*Supplied data*.
━━━

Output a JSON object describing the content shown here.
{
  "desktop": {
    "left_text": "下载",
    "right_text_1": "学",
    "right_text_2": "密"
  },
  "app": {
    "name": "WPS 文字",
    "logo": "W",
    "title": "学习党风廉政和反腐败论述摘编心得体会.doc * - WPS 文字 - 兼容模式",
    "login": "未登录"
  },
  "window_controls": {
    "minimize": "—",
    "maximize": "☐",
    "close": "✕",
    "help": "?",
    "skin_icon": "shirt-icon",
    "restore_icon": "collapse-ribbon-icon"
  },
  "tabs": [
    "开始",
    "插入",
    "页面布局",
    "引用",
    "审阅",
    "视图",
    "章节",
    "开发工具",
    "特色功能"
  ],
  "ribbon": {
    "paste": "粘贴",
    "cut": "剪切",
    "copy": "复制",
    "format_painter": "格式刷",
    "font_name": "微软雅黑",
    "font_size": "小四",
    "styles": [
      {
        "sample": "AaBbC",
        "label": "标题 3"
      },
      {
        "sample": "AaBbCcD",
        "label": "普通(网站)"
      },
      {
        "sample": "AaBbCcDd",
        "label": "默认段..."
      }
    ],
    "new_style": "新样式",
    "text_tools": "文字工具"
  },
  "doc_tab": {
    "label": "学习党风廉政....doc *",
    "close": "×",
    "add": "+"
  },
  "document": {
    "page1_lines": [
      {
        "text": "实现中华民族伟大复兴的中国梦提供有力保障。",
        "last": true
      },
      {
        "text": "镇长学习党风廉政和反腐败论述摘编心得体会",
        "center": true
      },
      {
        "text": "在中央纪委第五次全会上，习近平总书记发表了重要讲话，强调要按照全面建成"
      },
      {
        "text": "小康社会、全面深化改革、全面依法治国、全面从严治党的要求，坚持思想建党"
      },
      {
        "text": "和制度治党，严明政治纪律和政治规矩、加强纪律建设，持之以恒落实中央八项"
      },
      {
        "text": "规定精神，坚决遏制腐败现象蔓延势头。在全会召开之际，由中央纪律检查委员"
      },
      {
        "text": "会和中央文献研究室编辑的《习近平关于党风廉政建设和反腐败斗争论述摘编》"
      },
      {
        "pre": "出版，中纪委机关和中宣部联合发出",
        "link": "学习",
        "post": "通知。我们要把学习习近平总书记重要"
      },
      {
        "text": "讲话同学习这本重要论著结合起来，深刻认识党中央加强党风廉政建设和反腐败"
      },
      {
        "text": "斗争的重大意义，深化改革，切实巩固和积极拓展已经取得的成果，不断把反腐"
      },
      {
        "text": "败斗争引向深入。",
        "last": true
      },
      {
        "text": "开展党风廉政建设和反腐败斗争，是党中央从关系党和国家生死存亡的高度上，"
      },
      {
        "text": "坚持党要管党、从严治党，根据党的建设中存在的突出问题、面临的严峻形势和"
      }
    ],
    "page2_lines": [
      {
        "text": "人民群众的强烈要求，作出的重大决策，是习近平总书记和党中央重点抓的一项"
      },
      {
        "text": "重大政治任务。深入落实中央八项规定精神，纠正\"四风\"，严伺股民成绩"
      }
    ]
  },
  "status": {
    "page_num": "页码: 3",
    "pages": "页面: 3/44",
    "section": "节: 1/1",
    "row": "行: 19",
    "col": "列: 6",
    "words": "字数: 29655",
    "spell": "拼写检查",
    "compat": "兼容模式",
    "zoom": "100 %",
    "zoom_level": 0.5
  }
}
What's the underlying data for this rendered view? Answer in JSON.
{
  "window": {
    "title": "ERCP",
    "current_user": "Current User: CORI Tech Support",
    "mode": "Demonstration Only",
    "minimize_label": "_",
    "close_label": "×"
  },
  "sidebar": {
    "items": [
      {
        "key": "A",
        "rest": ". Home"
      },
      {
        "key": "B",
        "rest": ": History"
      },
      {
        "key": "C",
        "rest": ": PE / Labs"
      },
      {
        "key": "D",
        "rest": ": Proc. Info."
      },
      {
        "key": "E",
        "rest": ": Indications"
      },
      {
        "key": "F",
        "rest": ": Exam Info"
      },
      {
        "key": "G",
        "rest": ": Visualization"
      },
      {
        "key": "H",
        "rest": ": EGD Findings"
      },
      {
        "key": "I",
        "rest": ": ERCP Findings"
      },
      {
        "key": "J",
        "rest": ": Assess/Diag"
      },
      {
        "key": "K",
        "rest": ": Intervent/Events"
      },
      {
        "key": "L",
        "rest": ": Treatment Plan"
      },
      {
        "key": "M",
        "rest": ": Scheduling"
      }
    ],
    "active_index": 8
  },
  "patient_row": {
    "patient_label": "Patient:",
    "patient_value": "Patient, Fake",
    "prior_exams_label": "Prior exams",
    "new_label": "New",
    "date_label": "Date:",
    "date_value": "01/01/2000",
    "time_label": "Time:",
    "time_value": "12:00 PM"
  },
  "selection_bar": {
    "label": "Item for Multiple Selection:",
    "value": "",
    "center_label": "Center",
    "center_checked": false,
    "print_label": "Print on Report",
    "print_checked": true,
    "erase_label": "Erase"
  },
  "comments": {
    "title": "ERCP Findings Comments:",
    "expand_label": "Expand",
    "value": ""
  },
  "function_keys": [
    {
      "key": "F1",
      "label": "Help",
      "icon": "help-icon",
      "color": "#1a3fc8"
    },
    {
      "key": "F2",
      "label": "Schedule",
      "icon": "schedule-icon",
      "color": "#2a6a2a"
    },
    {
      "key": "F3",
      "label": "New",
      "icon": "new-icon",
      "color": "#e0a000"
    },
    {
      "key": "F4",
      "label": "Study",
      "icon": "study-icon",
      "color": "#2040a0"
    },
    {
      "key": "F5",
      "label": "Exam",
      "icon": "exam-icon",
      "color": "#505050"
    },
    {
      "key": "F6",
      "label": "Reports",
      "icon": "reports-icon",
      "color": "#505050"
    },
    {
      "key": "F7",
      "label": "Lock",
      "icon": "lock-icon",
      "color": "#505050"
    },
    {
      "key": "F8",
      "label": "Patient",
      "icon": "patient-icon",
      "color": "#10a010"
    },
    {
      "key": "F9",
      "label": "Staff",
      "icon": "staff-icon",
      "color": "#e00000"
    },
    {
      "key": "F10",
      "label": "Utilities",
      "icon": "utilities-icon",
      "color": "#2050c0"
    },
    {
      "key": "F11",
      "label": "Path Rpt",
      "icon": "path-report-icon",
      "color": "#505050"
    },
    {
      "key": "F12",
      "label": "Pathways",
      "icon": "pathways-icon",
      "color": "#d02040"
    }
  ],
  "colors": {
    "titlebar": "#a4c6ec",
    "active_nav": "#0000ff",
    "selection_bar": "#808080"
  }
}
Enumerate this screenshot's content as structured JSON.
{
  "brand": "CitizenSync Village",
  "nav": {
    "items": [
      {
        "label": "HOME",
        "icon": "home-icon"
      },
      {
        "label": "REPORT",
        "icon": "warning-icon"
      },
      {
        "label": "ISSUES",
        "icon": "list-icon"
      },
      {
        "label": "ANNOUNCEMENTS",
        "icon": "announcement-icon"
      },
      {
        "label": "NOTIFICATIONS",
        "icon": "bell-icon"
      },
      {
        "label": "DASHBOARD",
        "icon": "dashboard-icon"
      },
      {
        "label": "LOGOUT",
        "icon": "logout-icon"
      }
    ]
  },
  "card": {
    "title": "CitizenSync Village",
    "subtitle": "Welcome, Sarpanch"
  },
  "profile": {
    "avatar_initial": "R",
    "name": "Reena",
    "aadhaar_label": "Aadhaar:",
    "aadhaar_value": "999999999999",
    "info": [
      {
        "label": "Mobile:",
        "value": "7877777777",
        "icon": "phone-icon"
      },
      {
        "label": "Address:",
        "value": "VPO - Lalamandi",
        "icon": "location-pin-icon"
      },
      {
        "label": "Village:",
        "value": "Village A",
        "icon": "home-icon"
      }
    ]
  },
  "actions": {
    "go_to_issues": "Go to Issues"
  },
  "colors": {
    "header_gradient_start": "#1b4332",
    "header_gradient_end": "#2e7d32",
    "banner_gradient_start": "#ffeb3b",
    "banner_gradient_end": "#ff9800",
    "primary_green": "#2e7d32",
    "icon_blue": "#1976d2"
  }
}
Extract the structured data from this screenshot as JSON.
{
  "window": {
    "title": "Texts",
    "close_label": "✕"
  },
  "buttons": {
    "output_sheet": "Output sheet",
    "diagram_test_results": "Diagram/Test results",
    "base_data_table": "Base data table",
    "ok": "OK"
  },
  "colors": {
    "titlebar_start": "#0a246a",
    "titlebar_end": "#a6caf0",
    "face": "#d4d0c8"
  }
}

━━━

*Exercise prompt*. Going through the entries above, tally each line that has the word "JSON". Answer with the number only.

*Response to this exercise*. 4